>>
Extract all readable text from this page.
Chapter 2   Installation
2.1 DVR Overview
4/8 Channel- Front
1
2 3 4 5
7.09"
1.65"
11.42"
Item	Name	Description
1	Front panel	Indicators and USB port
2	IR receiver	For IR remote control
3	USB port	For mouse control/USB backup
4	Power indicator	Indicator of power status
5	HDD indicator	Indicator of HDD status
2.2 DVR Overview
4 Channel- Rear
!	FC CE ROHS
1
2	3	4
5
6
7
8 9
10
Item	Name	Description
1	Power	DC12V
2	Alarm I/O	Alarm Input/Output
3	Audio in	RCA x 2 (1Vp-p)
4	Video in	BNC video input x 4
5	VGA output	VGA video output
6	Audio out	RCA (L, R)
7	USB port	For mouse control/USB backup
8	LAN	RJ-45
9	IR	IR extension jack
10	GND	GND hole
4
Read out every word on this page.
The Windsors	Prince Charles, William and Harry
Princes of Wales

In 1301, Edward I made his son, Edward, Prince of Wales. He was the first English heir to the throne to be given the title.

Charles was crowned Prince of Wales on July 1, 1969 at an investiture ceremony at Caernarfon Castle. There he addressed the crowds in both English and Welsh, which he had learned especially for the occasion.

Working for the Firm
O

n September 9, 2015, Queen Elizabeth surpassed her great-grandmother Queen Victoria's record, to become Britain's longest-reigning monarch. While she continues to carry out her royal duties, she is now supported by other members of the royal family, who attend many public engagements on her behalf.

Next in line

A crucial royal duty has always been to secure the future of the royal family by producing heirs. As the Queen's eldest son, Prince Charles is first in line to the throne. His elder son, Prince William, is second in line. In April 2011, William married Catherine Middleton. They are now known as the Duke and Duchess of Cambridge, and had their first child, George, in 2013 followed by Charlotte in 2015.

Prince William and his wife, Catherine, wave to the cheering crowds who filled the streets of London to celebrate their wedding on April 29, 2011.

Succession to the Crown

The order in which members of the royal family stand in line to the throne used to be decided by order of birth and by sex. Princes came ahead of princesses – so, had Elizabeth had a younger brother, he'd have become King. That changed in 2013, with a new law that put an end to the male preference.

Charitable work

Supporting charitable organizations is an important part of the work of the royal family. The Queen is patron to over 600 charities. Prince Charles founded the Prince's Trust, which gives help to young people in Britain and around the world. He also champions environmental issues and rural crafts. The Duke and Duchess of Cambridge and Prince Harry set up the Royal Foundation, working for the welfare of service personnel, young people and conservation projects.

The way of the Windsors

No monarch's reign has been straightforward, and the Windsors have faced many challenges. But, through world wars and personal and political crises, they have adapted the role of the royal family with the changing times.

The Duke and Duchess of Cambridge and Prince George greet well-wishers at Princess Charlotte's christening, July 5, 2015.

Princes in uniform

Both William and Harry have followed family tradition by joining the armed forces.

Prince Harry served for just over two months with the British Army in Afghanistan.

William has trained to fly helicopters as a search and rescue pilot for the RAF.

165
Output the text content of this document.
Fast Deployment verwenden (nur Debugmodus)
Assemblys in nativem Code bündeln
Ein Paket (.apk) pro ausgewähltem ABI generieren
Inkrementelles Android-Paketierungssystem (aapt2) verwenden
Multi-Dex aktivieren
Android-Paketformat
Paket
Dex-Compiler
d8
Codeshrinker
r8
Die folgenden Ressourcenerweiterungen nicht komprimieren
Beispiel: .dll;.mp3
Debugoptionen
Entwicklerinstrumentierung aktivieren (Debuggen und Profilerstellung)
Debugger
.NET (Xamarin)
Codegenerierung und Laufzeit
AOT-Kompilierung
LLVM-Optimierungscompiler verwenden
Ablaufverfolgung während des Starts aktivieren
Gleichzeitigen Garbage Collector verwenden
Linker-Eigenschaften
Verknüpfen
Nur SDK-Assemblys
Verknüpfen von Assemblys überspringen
<<
- _Task directions_:
Search the lines above for the string "Android", then show every one that has it.

- _Answer_:
Inkrementelles Android-Paketierungssystem (aapt2) verwenden
Android-Paketformat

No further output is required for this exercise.